Pull each line holding "Textura" out of the entries below.
─── Records for this exercise ───
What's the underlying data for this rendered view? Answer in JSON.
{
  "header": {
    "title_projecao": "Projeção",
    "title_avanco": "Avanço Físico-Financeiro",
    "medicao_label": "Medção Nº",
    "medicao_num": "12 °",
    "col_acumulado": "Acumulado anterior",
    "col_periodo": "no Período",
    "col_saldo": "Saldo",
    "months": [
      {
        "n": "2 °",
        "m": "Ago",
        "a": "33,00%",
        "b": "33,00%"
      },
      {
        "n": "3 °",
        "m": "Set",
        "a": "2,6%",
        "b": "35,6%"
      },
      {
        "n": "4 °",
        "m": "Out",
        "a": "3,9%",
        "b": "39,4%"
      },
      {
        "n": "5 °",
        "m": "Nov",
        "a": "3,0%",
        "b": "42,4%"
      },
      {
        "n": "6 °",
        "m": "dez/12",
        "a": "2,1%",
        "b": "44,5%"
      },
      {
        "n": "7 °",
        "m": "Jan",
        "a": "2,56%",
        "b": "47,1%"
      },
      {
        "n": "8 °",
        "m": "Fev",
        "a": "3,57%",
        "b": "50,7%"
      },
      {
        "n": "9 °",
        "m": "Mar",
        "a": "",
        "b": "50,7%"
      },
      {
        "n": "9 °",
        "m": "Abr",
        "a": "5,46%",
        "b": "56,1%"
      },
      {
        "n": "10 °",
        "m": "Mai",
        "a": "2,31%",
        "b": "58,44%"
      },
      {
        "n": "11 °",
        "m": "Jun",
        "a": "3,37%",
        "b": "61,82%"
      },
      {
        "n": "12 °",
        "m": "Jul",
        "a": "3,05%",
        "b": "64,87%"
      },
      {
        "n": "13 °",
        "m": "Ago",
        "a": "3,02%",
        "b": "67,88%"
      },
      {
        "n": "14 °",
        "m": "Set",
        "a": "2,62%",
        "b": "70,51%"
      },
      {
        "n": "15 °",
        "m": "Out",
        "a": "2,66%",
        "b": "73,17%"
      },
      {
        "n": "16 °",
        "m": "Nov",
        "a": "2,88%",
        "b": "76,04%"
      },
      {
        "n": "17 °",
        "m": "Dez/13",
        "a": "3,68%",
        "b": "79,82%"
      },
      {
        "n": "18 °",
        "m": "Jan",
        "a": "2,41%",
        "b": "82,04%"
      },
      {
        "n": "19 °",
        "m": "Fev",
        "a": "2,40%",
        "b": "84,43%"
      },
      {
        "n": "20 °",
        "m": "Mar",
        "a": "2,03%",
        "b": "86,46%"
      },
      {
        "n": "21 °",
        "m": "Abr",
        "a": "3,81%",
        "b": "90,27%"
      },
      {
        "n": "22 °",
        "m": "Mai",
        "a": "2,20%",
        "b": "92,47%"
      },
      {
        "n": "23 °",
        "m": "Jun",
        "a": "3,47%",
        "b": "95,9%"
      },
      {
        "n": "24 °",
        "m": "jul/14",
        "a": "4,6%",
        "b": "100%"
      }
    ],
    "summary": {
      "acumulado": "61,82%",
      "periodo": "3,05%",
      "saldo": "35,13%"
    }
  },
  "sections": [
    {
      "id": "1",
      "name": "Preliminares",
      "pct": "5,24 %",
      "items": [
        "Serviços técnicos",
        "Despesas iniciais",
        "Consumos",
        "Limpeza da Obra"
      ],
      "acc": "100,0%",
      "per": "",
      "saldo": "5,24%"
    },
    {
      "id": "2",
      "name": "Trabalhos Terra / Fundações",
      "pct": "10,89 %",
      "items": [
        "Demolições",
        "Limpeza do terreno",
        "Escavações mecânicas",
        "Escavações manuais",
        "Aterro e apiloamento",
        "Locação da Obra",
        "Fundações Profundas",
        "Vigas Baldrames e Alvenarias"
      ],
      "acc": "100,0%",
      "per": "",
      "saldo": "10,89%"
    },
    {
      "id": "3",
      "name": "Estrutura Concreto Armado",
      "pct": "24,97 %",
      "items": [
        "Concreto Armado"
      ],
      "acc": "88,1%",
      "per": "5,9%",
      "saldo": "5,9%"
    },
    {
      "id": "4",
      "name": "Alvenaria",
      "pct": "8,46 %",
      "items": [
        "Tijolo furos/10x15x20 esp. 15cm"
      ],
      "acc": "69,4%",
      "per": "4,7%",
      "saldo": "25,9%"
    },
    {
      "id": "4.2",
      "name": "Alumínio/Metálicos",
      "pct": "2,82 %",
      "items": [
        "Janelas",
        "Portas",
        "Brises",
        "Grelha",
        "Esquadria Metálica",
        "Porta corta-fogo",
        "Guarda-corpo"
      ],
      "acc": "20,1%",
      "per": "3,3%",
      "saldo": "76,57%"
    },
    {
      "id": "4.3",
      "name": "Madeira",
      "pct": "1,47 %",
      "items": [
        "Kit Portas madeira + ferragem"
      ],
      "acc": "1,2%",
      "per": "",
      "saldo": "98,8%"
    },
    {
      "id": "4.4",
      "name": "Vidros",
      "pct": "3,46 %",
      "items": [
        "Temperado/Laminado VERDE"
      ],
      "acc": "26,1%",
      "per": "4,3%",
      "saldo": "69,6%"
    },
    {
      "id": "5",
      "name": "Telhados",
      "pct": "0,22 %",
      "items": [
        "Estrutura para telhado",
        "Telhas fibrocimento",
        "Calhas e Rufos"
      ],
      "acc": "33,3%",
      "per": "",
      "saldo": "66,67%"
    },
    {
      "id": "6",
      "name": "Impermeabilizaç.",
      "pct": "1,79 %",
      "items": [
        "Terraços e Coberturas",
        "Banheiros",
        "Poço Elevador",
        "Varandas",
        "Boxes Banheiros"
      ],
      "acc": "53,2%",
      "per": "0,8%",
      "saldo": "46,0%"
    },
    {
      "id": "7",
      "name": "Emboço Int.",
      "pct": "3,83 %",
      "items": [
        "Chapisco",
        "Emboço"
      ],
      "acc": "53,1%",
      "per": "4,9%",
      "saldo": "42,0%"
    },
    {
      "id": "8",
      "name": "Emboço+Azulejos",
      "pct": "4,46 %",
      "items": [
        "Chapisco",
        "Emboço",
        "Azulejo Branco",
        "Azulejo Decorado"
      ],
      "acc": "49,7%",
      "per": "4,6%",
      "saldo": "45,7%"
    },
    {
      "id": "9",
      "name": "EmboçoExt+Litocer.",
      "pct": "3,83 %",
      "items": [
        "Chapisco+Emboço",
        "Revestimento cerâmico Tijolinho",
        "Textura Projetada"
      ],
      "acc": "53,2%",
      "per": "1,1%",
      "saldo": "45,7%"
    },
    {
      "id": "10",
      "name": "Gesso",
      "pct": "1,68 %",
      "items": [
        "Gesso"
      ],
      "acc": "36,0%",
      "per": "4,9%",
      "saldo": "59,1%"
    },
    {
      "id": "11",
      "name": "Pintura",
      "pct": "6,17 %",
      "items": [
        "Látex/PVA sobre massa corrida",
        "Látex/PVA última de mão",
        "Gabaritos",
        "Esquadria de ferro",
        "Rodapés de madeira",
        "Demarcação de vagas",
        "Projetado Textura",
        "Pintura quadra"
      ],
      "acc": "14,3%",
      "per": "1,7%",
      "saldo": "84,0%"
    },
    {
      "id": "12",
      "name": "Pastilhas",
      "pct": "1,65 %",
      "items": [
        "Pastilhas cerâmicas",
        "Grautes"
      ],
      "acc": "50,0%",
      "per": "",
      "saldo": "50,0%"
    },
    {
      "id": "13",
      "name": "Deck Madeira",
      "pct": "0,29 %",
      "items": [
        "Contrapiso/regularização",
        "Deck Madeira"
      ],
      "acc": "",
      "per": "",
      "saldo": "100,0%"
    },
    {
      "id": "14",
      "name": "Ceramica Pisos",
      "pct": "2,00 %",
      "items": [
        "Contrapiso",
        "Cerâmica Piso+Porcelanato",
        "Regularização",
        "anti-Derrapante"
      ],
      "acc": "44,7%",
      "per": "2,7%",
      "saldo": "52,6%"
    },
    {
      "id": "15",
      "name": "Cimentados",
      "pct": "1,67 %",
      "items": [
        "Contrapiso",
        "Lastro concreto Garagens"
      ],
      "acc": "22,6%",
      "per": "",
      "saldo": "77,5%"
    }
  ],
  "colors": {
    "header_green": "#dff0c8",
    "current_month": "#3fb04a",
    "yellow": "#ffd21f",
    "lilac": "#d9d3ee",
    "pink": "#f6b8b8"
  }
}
───
* _Output of the exercise_
        "Textura Projetada"
        "Projetado Textura",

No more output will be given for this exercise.